** Data entries **
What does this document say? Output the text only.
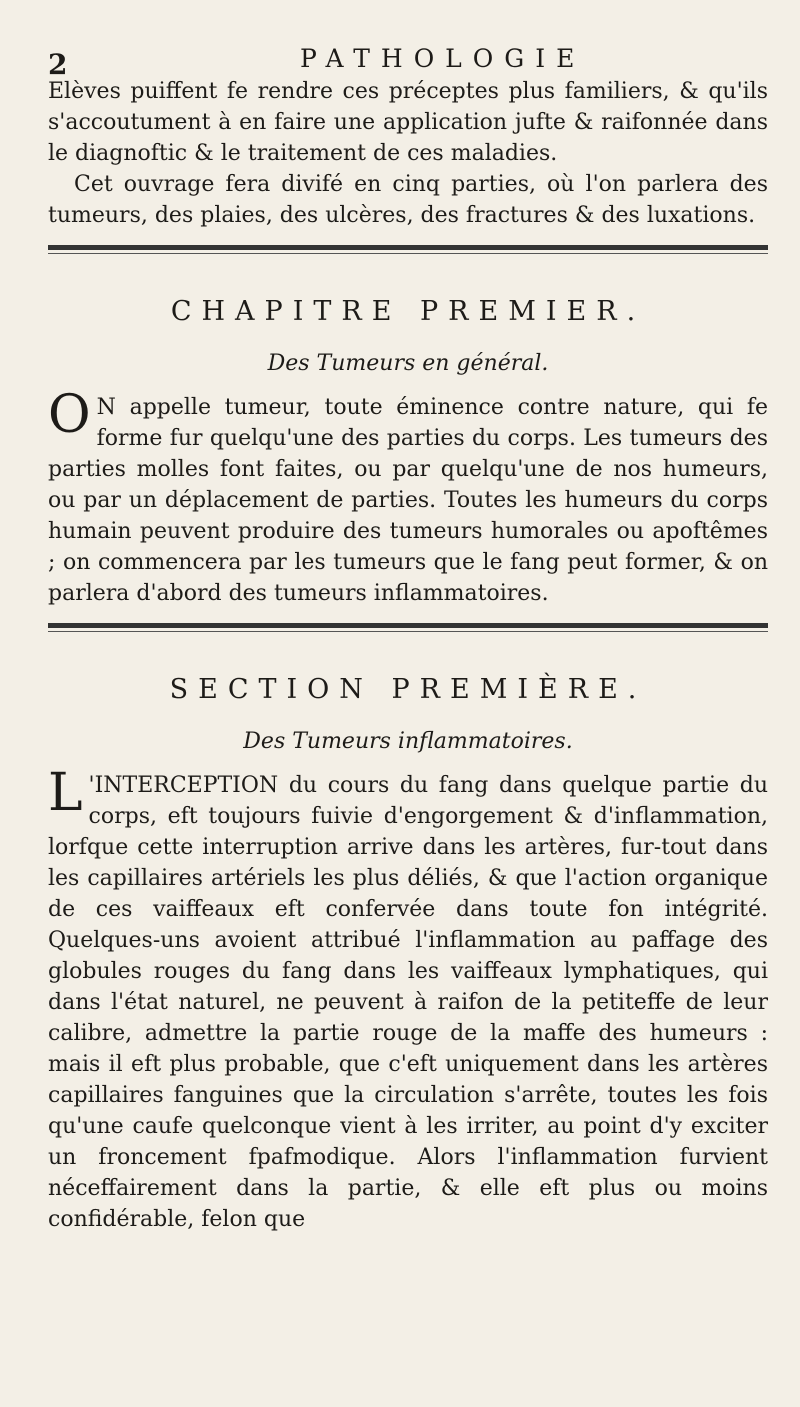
2	PATHOLOGIE

Elèves puiffent fe rendre ces préceptes plus familiers, & qu'ils s'accoutument à en faire une application jufte & raifonnée dans le diagnoftic & le traitement de ces maladies.

Cet ouvrage fera divifé en cinq parties, où l'on parlera des tumeurs, des plaies, des ulcères, des fractures & des luxations.

CHAPITRE PREMIER.
Des Tumeurs en général.

O N appelle tumeur, toute éminence contre nature, qui fe forme fur quelqu'une des parties du corps. Les tumeurs des parties molles font faites, ou par quelqu'une de nos humeurs, ou par un déplacement de parties. Toutes les humeurs du corps humain peuvent produire des tumeurs humorales ou apoftêmes ; on commencera par les tumeurs que le fang peut former, & on parlera d'abord des tumeurs inflammatoires.

SECTION PREMIÈRE.
Des Tumeurs inflammatoires.

L 'INTERCEPTION du cours du fang dans quelque partie du corps, eft toujours fuivie d'engorgement & d'inflammation, lorfque cette interruption arrive dans les artères, fur-tout dans les capillaires artériels les plus déliés, & que l'action organique de ces vaiffeaux eft confervée dans toute fon intégrité. Quelques-uns avoient attribué l'inflammation au paffage des globules rouges du fang dans les vaiffeaux lymphatiques, qui dans l'état naturel, ne peuvent à raifon de la petiteffe de leur calibre, admettre la partie rouge de la maffe des humeurs : mais il eft plus probable, que c'eft uniquement dans les artères capillaires fanguines que la circulation s'arrête, toutes les fois qu'une caufe quelconque vient à les irriter, au point d'y exciter un froncement fpafmodique. Alors l'inflammation furvient néceffairement dans la partie, & elle eft plus ou moins confidérable, felon que
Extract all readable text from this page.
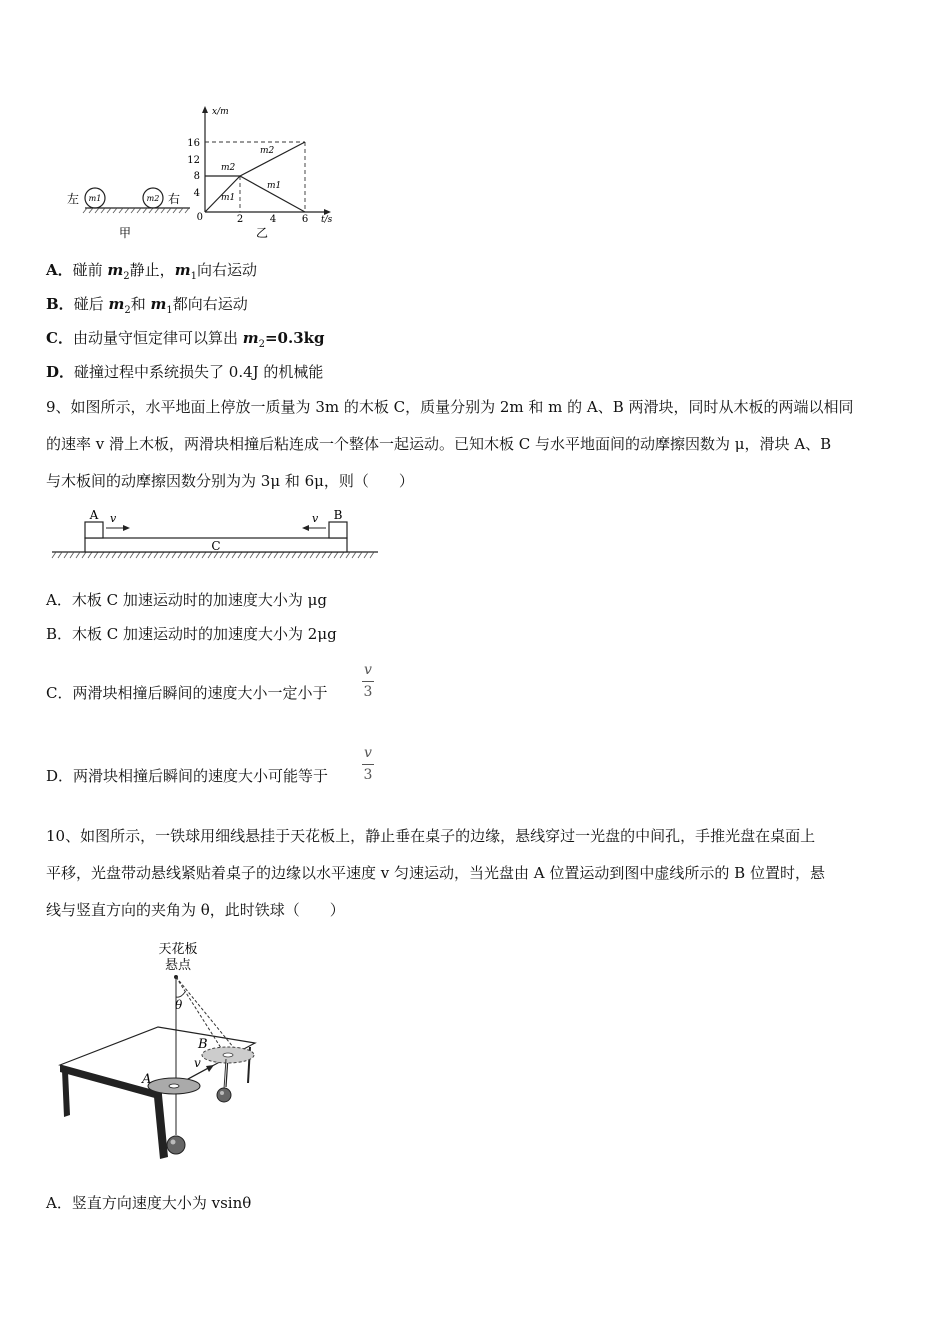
m1	m2
左	右
甲
x/m
t/s
16
12
8
4
0	2	4	6
m2
m2
m1
m1
乙
A．碰前 $m_2$静止，$m_1$向右运动
B．碰后 $m_2$和 $m_1$都向右运动
C．由动量守恒定律可以算出 $m_2=0.3kg$
D．碰撞过程中系统损失了 0.4J 的机械能
9、如图所示，水平地面上停放一质量为 3m 的木板 C，质量分别为 2m 和 m 的 A、B 两滑块，同时从木板的两端以相同
的速率 v 滑上木板，两滑块相撞后粘连成一个整体一起运动。已知木板 C 与水平地面间的动摩擦因数为 μ，滑块 A、B
与木板间的动摩擦因数分别为为 3μ 和 6μ，则（　　）
C
A v	B
v
A．木板 C 加速运动时的加速度大小为 μg
B．木板 C 加速运动时的加速度大小为 2μg
C．两滑块相撞后瞬间的速度大小一定小于
v
3
D．两滑块相撞后瞬间的速度大小可能等于
v
3
10、如图所示，一铁球用细线悬挂于天花板上，静止垂在桌子的边缘，悬线穿过一光盘的中间孔，手推光盘在桌面上
平移，光盘带动悬线紧贴着桌子的边缘以水平速度 v 匀速运动，当光盘由 A 位置运动到图中虚线所示的 B 位置时，悬
线与竖直方向的夹角为 θ，此时铁球（　　）
天花板
悬点
θ
A
B
v
A．竖直方向速度大小为 vsinθ
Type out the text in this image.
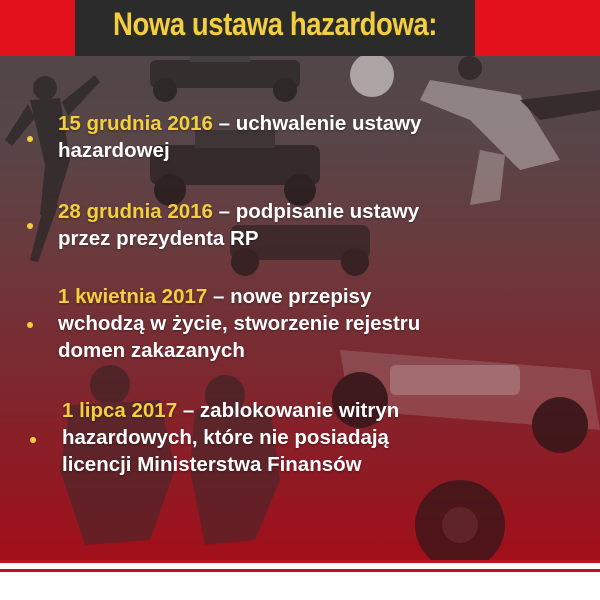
Nowa ustawa hazardowa:
15 grudnia 2016 – uchwalenie ustawy
hazardowej
28 grudnia 2016 – podpisanie ustawy
przez prezydenta RP
1 kwietnia 2017 – nowe przepisy
wchodzą w życie, stworzenie rejestru
domen zakazanych
1 lipca 2017 – zablokowanie witryn
hazardowych, które nie posiadają
licencji Ministerstwa Finansów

** TASK PROMPT **
Using the data above, print every line exactly, omitting pictures.

** ANSWER FOR THE TASK **
What does this document say? Output the text only.
2	PATHOLOGIE

Elèves puiffent fe rendre ces préceptes plus familiers, & qu'ils s'accoutument à en faire une application jufte & raifonnée dans le diagnoftic & le traitement de ces maladies.

Cet ouvrage fera divifé en cinq parties, où l'on parlera des tumeurs, des plaies, des ulcères, des fractures & des luxations.

CHAPITRE PREMIER.
Des Tumeurs en général.

O N appelle tumeur, toute éminence contre nature, qui fe forme fur quelqu'une des parties du corps. Les tumeurs des parties molles font faites, ou par quelqu'une de nos humeurs, ou par un déplacement de parties. Toutes les humeurs du corps humain peuvent produire des tumeurs humorales ou apoftêmes ; on commencera par les tumeurs que le fang peut former, & on parlera d'abord des tumeurs inflammatoires.

SECTION PREMIÈRE.
Des Tumeurs inflammatoires.

L 'INTERCEPTION du cours du fang dans quelque partie du corps, eft toujours fuivie d'engorgement & d'inflammation, lorfque cette interruption arrive dans les artères, fur-tout dans les capillaires artériels les plus déliés, & que l'action organique de ces vaiffeaux eft confervée dans toute fon intégrité. Quelques-uns avoient attribué l'inflammation au paffage des globules rouges du fang dans les vaiffeaux lymphatiques, qui dans l'état naturel, ne peuvent à raifon de la petiteffe de leur calibre, admettre la partie rouge de la maffe des humeurs : mais il eft plus probable, que c'eft uniquement dans les artères capillaires fanguines que la circulation s'arrête, toutes les fois qu'une caufe quelconque vient à les irriter, au point d'y exciter un froncement fpafmodique. Alors l'inflammation furvient néceffairement dans la partie, & elle eft plus ou moins confidérable, felon que
Extract all readable text from this page.
m1	m2
左	右
甲
x/m
t/s
16
12
8
4
0	2	4	6
m2
m2
m1
m1
乙
A．碰前 $m_2$静止，$m_1$向右运动
B．碰后 $m_2$和 $m_1$都向右运动
C．由动量守恒定律可以算出 $m_2=0.3kg$
D．碰撞过程中系统损失了 0.4J 的机械能
9、如图所示，水平地面上停放一质量为 3m 的木板 C，质量分别为 2m 和 m 的 A、B 两滑块，同时从木板的两端以相同
的速率 v 滑上木板，两滑块相撞后粘连成一个整体一起运动。已知木板 C 与水平地面间的动摩擦因数为 μ，滑块 A、B
与木板间的动摩擦因数分别为为 3μ 和 6μ，则（　　）
C
A v	B
v
A．木板 C 加速运动时的加速度大小为 μg
B．木板 C 加速运动时的加速度大小为 2μg
C．两滑块相撞后瞬间的速度大小一定小于
v
3
D．两滑块相撞后瞬间的速度大小可能等于
v
3
10、如图所示，一铁球用细线悬挂于天花板上，静止垂在桌子的边缘，悬线穿过一光盘的中间孔，手推光盘在桌面上
平移，光盘带动悬线紧贴着桌子的边缘以水平速度 v 匀速运动，当光盘由 A 位置运动到图中虚线所示的 B 位置时，悬
线与竖直方向的夹角为 θ，此时铁球（　　）
天花板
悬点
θ
A
B
v
A．竖直方向速度大小为 vsinθ
Type out the text in this image.
Nowa ustawa hazardowa:
15 grudnia 2016 – uchwalenie ustawy
hazardowej
28 grudnia 2016 – podpisanie ustawy
przez prezydenta RP
1 kwietnia 2017 – nowe przepisy
wchodzą w życie, stworzenie rejestru
domen zakazanych
1 lipca 2017 – zablokowanie witryn
hazardowych, które nie posiadają
licencji Ministerstwa Finansów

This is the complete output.